(WHAT THE EXERCISE ASKS)
Restate the full listing word for word and leave the pictures out.

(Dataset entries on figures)

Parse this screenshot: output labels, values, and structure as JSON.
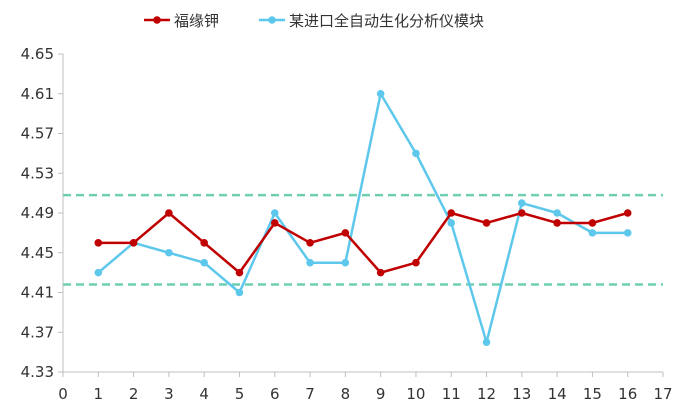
{
  "chart_data": {
    "type": "line",
    "title": "",
    "xlabel": "",
    "ylabel": "",
    "x": [
      1,
      2,
      3,
      4,
      5,
      6,
      7,
      8,
      9,
      10,
      11,
      12,
      13,
      14,
      15,
      16
    ],
    "xlim": [
      0,
      17
    ],
    "ylim": [
      4.33,
      4.65
    ],
    "x_ticks": [
      "0",
      "1",
      "2",
      "3",
      "4",
      "5",
      "6",
      "7",
      "8",
      "9",
      "10",
      "11",
      "12",
      "13",
      "14",
      "15",
      "16",
      "17"
    ],
    "y_ticks": [
      "4.33",
      "4.37",
      "4.41",
      "4.45",
      "4.49",
      "4.53",
      "4.57",
      "4.61",
      "4.65"
    ],
    "grid": false,
    "legend_position": "top",
    "series": [
      {
        "name": "福缘钾",
        "color": "#c00000",
        "values": [
          4.46,
          4.46,
          4.49,
          4.46,
          4.43,
          4.48,
          4.46,
          4.47,
          4.43,
          4.44,
          4.49,
          4.48,
          4.49,
          4.48,
          4.48,
          4.49
        ]
      },
      {
        "name": "某进口全自动生化分析仪模块",
        "color": "#5ec8ec",
        "values": [
          4.43,
          4.46,
          4.45,
          4.44,
          4.41,
          4.49,
          4.44,
          4.44,
          4.61,
          4.55,
          4.48,
          4.36,
          4.5,
          4.49,
          4.47,
          4.47
        ]
      }
    ],
    "reference_lines": [
      {
        "y": 4.508,
        "color": "#6fcfb0",
        "style": "dashed"
      },
      {
        "y": 4.418,
        "color": "#6fcfb0",
        "style": "dashed"
      }
    ]
  }
}
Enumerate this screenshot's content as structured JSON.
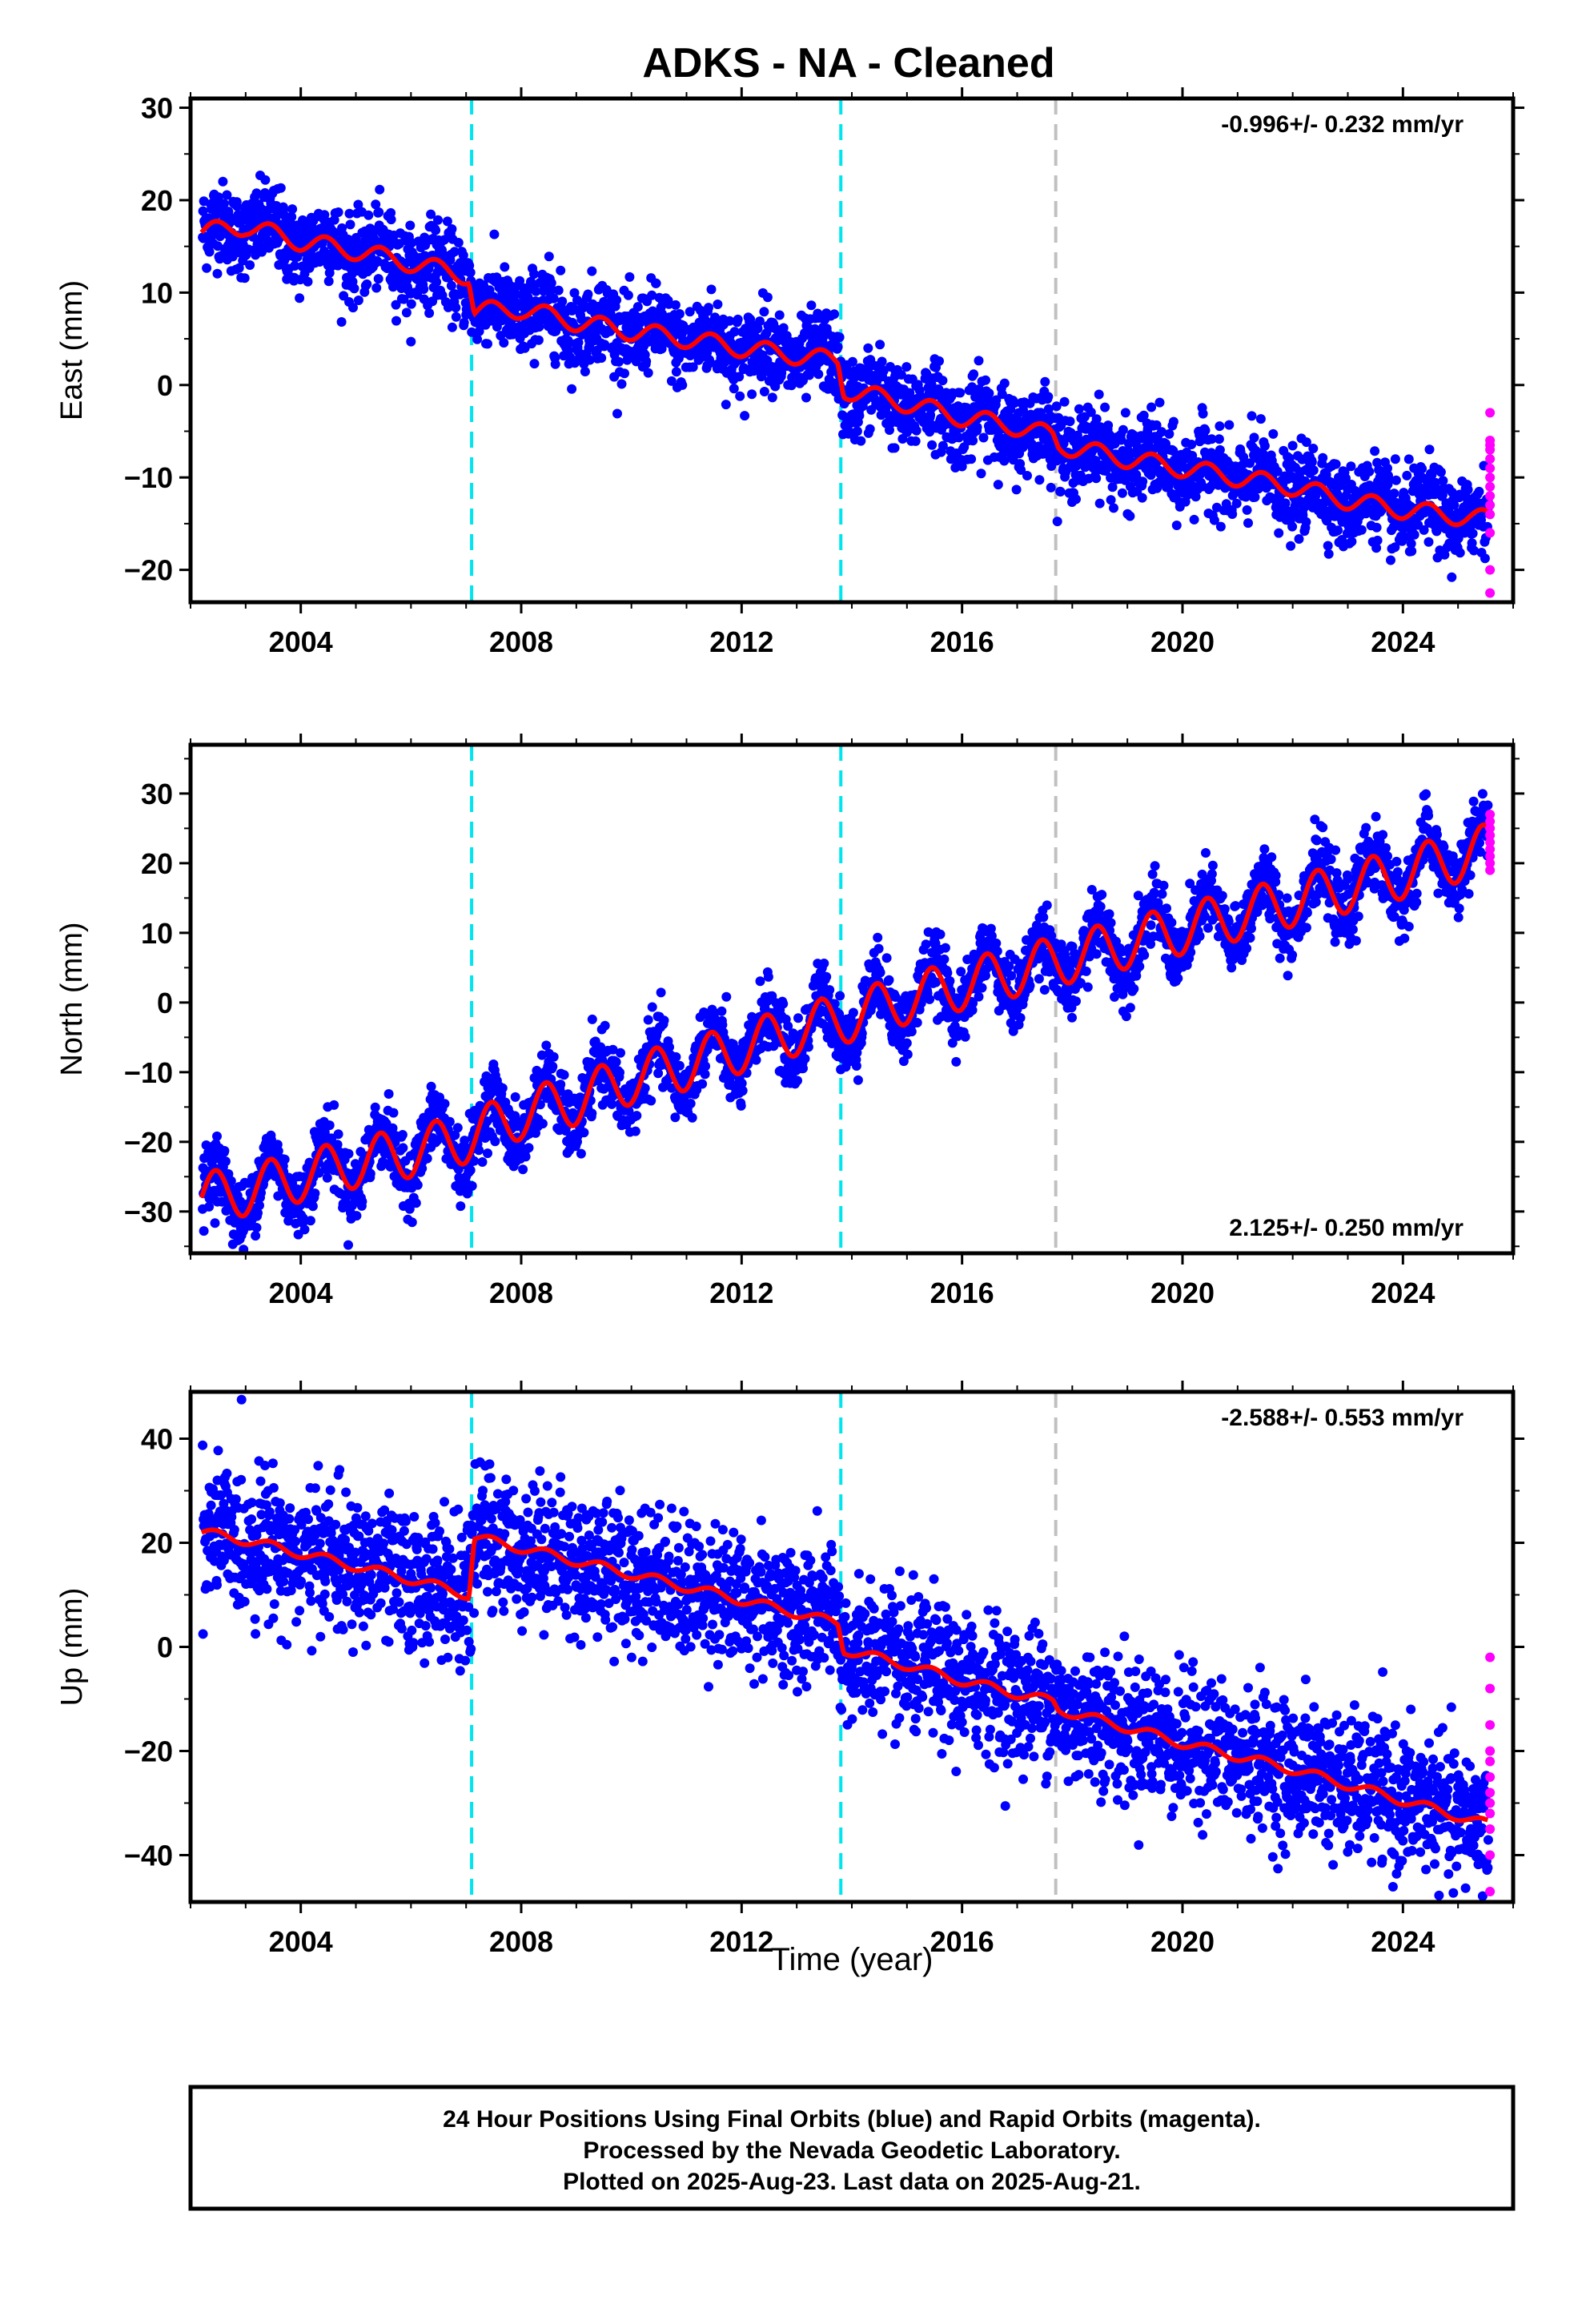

(SOLUTION FOR THIS TASK)
Parse this screenshot: output labels, values, and structure as JSON.
{
  "chart_data": {
    "type": "line",
    "title": "",
    "xlabel": "",
    "ylabel": "",
    "x": [
      1,
      2,
      3,
      4,
      5,
      6,
      7,
      8,
      9,
      10,
      11,
      12,
      13,
      14,
      15,
      16
    ],
    "xlim": [
      0,
      17
    ],
    "ylim": [
      4.33,
      4.65
    ],
    "x_ticks": [
      "0",
      "1",
      "2",
      "3",
      "4",
      "5",
      "6",
      "7",
      "8",
      "9",
      "10",
      "11",
      "12",
      "13",
      "14",
      "15",
      "16",
      "17"
    ],
    "y_ticks": [
      "4.33",
      "4.37",
      "4.41",
      "4.45",
      "4.49",
      "4.53",
      "4.57",
      "4.61",
      "4.65"
    ],
    "grid": false,
    "legend_position": "top",
    "series": [
      {
        "name": "福缘钾",
        "color": "#c00000",
        "values": [
          4.46,
          4.46,
          4.49,
          4.46,
          4.43,
          4.48,
          4.46,
          4.47,
          4.43,
          4.44,
          4.49,
          4.48,
          4.49,
          4.48,
          4.48,
          4.49
        ]
      },
      {
        "name": "某进口全自动生化分析仪模块",
        "color": "#5ec8ec",
        "values": [
          4.43,
          4.46,
          4.45,
          4.44,
          4.41,
          4.49,
          4.44,
          4.44,
          4.61,
          4.55,
          4.48,
          4.36,
          4.5,
          4.49,
          4.47,
          4.47
        ]
      }
    ],
    "reference_lines": [
      {
        "y": 4.508,
        "color": "#6fcfb0",
        "style": "dashed"
      },
      {
        "y": 4.418,
        "color": "#6fcfb0",
        "style": "dashed"
      }
    ]
  }
}
Enumerate this screenshot's content as structured JSON.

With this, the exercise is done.